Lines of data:
* * * * * * *

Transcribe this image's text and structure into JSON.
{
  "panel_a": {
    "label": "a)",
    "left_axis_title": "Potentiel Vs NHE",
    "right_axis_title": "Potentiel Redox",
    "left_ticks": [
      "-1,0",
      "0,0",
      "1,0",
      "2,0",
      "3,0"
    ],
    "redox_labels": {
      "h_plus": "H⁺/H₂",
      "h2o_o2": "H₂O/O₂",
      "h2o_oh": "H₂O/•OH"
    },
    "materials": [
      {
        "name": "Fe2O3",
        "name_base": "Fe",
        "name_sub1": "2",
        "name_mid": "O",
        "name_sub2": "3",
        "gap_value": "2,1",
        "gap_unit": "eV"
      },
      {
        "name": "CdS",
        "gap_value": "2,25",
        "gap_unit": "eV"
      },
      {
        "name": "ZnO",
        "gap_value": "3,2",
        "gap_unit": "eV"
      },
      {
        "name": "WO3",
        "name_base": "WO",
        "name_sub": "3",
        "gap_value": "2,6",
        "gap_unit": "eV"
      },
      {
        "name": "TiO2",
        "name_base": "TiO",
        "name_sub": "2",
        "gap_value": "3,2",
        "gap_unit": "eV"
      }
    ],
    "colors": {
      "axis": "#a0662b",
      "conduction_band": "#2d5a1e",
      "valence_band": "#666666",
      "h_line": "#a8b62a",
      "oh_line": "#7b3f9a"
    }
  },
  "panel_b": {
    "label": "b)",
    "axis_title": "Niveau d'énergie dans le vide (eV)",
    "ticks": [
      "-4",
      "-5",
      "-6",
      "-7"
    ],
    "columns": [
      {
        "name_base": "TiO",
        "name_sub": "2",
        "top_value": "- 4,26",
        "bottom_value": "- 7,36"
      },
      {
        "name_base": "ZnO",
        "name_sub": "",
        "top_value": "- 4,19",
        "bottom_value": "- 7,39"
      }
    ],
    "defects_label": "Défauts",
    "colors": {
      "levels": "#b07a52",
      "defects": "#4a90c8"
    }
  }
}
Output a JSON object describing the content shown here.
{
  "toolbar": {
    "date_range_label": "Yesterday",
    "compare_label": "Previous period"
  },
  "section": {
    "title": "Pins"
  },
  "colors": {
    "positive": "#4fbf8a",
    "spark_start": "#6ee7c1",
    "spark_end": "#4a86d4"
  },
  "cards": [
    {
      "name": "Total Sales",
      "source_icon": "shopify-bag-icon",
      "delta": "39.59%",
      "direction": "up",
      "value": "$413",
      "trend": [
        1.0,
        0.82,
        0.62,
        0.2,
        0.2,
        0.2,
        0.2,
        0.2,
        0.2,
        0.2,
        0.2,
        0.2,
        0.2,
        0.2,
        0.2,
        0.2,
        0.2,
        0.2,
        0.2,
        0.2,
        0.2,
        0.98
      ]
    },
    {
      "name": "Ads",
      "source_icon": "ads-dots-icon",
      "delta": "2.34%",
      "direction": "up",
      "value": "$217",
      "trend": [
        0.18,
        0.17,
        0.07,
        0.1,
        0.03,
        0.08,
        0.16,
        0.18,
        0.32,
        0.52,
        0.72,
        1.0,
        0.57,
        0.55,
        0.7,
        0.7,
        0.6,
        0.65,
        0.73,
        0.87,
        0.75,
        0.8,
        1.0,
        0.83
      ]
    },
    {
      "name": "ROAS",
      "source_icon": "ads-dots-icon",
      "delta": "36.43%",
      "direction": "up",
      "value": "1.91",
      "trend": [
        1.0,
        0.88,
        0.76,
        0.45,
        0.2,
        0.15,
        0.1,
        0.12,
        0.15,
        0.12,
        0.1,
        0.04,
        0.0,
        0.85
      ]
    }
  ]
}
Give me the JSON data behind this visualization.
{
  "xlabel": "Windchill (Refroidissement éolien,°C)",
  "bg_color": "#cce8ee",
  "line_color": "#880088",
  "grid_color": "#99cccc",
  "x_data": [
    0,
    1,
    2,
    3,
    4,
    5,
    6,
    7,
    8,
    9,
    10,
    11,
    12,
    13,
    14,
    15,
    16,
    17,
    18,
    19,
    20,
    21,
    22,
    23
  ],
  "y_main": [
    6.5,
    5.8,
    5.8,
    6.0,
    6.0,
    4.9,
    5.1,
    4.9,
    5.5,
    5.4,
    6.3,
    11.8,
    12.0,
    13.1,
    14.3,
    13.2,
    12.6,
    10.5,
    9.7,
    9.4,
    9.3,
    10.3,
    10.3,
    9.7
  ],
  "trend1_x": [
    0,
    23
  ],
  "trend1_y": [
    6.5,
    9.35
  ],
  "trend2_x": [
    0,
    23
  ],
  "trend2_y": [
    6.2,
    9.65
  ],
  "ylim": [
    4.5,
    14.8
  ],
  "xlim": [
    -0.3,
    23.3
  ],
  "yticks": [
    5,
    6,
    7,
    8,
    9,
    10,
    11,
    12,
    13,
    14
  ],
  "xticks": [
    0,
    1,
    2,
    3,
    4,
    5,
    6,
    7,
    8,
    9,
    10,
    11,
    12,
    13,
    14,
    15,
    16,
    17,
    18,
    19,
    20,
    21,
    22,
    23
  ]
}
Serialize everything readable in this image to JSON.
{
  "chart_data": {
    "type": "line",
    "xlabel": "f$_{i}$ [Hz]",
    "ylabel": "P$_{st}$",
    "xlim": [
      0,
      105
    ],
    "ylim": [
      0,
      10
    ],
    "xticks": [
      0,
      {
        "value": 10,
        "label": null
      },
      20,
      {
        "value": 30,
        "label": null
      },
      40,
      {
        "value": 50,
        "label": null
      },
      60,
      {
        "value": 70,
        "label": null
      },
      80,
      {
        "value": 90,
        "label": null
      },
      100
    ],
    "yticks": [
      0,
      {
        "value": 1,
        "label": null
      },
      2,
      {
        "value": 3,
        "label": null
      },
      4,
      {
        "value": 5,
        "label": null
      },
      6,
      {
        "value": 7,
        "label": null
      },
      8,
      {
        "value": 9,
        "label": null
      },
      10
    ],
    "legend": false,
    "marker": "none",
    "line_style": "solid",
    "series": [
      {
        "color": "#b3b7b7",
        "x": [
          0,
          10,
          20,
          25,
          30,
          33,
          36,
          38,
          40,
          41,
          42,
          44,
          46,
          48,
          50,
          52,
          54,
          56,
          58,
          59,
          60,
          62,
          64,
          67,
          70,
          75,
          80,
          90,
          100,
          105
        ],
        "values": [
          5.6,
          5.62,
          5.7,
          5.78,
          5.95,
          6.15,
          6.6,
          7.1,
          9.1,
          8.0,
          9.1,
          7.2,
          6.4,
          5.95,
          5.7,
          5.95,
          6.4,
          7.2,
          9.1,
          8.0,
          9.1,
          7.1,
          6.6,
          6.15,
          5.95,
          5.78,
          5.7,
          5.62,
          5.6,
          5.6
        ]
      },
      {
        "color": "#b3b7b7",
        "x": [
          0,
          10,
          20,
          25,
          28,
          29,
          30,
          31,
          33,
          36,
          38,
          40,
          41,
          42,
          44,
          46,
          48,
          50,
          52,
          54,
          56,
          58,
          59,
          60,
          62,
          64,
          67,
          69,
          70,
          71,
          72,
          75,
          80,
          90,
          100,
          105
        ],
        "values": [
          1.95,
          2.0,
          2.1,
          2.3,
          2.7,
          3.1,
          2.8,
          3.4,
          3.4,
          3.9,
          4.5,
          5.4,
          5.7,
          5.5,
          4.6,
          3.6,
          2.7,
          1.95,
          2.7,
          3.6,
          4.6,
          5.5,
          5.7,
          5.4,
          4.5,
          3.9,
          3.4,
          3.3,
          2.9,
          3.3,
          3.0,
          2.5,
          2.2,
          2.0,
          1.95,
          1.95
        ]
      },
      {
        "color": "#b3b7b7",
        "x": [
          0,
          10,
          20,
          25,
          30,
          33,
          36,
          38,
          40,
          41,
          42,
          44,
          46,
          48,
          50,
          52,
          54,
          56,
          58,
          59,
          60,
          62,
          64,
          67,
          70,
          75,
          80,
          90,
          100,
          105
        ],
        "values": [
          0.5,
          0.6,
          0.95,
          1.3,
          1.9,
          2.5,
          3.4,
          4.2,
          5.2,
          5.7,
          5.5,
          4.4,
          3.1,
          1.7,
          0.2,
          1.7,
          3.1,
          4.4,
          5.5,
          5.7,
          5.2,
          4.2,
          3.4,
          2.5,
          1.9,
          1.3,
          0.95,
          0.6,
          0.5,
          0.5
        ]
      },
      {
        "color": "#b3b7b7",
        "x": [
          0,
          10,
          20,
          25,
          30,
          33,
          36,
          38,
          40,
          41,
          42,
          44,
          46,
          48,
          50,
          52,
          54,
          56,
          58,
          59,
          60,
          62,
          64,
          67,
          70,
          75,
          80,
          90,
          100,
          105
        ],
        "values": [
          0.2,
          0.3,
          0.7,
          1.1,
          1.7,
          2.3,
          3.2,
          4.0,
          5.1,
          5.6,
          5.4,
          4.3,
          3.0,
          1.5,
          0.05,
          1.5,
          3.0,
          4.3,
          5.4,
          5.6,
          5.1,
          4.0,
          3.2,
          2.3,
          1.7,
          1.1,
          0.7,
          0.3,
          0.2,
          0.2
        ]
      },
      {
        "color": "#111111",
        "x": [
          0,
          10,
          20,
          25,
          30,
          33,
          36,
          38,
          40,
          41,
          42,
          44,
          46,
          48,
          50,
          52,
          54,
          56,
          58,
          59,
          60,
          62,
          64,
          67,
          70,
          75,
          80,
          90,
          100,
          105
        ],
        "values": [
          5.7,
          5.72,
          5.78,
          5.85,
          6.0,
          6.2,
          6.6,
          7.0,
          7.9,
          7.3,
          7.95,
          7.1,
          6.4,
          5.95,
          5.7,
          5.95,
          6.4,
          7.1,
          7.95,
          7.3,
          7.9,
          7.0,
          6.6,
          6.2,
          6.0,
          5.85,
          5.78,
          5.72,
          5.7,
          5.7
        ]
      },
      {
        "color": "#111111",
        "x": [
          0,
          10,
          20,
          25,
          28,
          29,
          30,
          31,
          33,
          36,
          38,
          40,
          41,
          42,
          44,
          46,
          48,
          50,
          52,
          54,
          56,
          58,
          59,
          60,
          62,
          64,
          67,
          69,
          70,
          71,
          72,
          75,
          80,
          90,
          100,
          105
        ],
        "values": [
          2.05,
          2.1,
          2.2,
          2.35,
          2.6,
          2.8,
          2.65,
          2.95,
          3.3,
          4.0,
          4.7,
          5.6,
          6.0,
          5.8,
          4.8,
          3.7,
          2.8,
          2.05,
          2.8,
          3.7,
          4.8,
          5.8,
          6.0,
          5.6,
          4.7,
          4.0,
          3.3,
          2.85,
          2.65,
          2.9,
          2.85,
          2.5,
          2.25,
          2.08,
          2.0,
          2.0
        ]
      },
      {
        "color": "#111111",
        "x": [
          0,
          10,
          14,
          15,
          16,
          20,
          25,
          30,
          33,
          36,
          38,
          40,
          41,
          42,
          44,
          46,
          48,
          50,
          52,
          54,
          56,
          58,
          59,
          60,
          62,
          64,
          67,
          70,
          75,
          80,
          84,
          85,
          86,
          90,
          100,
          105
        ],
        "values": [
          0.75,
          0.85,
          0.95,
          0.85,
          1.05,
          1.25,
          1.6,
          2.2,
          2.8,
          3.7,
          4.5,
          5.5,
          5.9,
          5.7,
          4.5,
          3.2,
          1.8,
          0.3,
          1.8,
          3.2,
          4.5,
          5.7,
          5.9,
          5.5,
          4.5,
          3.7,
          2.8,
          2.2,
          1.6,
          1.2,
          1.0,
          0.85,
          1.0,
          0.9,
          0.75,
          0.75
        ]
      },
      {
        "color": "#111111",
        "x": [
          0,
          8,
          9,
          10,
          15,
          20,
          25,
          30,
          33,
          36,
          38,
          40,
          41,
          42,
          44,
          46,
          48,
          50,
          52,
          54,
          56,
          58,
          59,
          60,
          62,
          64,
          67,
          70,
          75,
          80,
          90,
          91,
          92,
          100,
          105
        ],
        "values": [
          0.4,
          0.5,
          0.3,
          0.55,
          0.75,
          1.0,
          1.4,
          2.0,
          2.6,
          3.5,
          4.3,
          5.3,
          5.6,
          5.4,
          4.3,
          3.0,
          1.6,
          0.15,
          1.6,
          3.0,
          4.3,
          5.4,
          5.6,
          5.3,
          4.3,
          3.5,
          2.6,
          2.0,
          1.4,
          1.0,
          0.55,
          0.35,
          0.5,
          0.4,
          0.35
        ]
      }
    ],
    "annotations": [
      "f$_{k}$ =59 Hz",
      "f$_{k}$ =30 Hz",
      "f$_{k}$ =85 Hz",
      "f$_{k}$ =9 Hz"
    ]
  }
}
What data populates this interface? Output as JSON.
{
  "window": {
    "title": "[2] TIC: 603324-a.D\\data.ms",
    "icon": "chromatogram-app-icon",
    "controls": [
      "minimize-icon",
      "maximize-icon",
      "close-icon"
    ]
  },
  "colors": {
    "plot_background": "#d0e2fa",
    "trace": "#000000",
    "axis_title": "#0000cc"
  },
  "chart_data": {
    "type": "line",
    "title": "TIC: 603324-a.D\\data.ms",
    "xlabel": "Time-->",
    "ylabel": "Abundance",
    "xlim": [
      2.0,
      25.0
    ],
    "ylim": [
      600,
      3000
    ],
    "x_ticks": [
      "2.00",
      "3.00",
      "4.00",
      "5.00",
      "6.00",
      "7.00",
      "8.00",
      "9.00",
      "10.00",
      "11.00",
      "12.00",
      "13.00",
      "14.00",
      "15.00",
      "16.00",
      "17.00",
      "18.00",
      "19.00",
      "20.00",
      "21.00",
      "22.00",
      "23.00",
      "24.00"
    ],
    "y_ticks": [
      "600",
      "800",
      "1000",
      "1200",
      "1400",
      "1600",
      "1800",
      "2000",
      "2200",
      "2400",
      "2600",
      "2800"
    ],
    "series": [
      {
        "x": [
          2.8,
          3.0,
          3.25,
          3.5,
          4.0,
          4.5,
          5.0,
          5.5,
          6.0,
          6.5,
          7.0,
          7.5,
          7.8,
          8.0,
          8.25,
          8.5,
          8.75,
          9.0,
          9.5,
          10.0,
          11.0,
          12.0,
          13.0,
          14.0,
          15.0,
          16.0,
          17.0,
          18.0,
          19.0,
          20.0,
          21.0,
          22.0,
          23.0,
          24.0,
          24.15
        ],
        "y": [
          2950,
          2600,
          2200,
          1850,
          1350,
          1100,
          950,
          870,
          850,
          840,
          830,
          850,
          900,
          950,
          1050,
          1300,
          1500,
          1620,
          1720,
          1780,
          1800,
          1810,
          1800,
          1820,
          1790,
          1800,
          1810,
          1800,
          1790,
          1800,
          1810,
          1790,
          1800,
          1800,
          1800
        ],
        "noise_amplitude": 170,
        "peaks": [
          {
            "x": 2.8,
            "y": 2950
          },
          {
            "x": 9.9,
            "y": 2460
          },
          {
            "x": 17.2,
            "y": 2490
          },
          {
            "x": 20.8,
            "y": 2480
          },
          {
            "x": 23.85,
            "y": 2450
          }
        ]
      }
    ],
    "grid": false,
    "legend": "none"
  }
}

* * * * * * *

To do » Make a copy of each line that contains the string "JSON".

Completed task »
Transcribe this image's text and structure into JSON.
Output a JSON object describing the content shown here.
Give me the JSON data behind this visualization.
Serialize everything readable in this image to JSON.
What data populates this interface? Output as JSON.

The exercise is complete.